■ **WHAT YOU WILL DO**: Search the listing below for the string "development" and copy every line where it occurs.
───
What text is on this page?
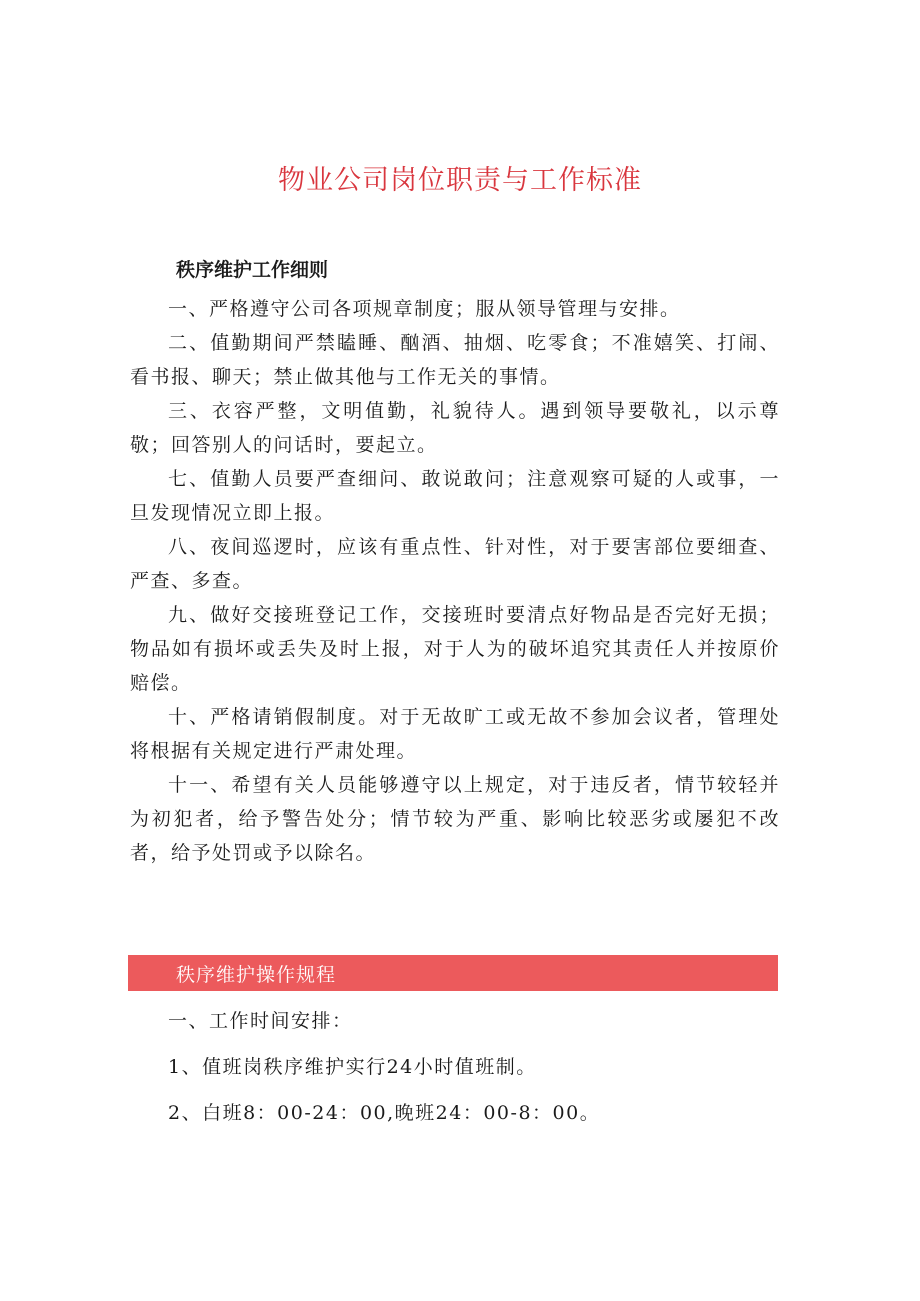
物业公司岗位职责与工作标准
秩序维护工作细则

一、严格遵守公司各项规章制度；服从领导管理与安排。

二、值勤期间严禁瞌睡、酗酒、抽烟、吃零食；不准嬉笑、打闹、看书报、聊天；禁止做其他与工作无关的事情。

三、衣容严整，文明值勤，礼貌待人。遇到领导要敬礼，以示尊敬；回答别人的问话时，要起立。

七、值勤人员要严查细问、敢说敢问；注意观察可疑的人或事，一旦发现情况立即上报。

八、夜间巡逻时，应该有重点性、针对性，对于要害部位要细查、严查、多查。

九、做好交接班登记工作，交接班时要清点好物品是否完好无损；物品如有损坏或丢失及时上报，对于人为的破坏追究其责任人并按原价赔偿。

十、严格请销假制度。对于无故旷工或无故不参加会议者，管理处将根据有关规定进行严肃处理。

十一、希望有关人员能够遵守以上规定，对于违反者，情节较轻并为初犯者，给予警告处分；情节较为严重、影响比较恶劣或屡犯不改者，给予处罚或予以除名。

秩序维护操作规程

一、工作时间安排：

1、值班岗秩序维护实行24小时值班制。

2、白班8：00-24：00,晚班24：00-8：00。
───
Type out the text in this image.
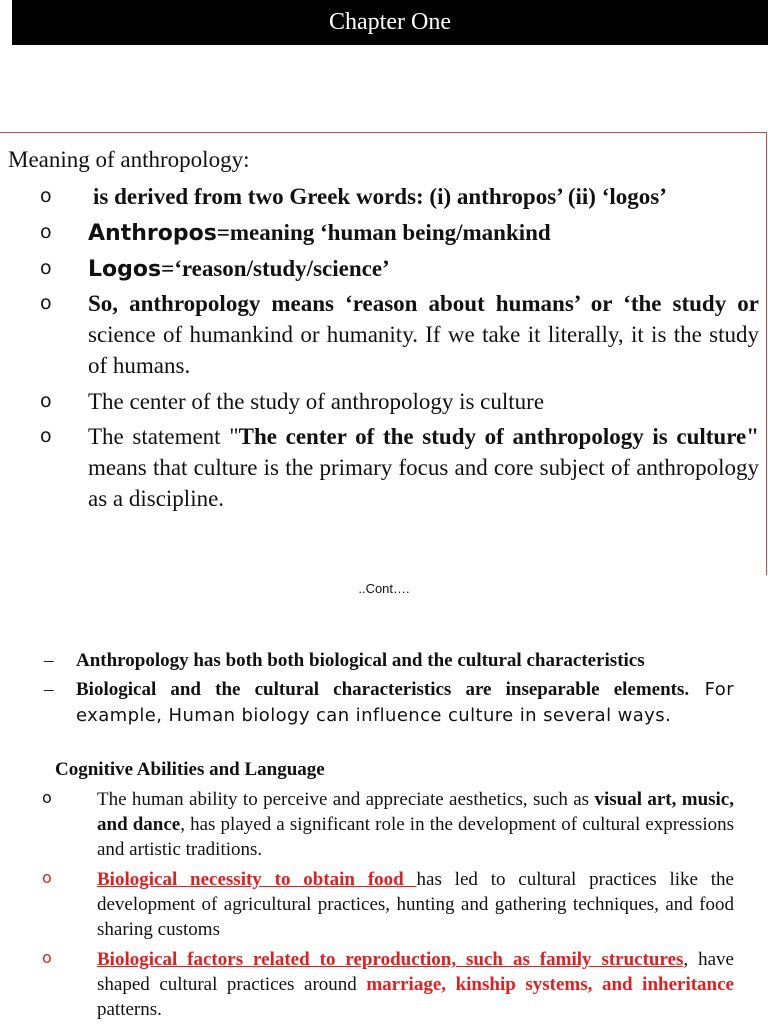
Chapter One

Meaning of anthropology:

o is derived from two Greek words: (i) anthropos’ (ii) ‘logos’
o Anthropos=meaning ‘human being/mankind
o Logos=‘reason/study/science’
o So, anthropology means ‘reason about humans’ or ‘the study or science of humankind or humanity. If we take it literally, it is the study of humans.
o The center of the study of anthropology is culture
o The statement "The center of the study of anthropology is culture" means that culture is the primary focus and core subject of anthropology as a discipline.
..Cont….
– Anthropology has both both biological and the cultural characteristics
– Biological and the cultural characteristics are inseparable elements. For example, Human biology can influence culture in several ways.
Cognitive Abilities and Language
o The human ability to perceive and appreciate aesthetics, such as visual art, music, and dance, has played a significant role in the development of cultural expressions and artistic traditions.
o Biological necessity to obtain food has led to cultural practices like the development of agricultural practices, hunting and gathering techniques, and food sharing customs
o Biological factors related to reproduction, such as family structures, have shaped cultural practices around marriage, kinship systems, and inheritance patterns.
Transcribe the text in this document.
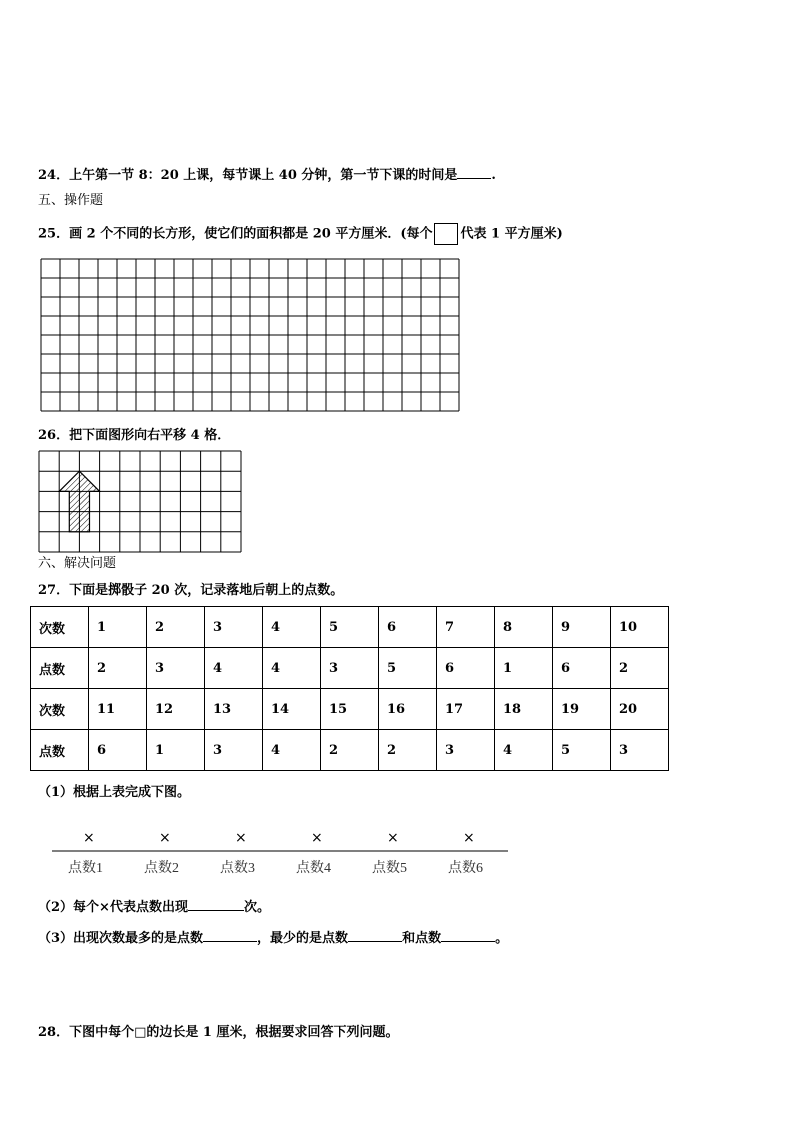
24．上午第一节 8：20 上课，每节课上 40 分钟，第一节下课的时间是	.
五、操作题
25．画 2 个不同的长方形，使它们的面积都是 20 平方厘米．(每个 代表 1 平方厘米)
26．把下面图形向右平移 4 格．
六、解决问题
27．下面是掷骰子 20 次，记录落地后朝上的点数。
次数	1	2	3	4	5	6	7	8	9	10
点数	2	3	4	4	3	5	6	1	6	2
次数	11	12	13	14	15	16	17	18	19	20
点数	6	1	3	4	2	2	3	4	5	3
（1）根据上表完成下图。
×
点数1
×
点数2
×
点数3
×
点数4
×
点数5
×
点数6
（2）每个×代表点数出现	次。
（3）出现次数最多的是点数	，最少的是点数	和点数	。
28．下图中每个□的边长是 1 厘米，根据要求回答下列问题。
───
■ **SOLUTION TO THIS PROBLEM**:
o The human ability to perceive and appreciate aesthetics, such as visual art, music, and dance, has played a significant role in the development of cultural expressions and artistic traditions.
o Biological necessity to obtain food has led to cultural practices like the development of agricultural practices, hunting and gathering techniques, and food sharing customs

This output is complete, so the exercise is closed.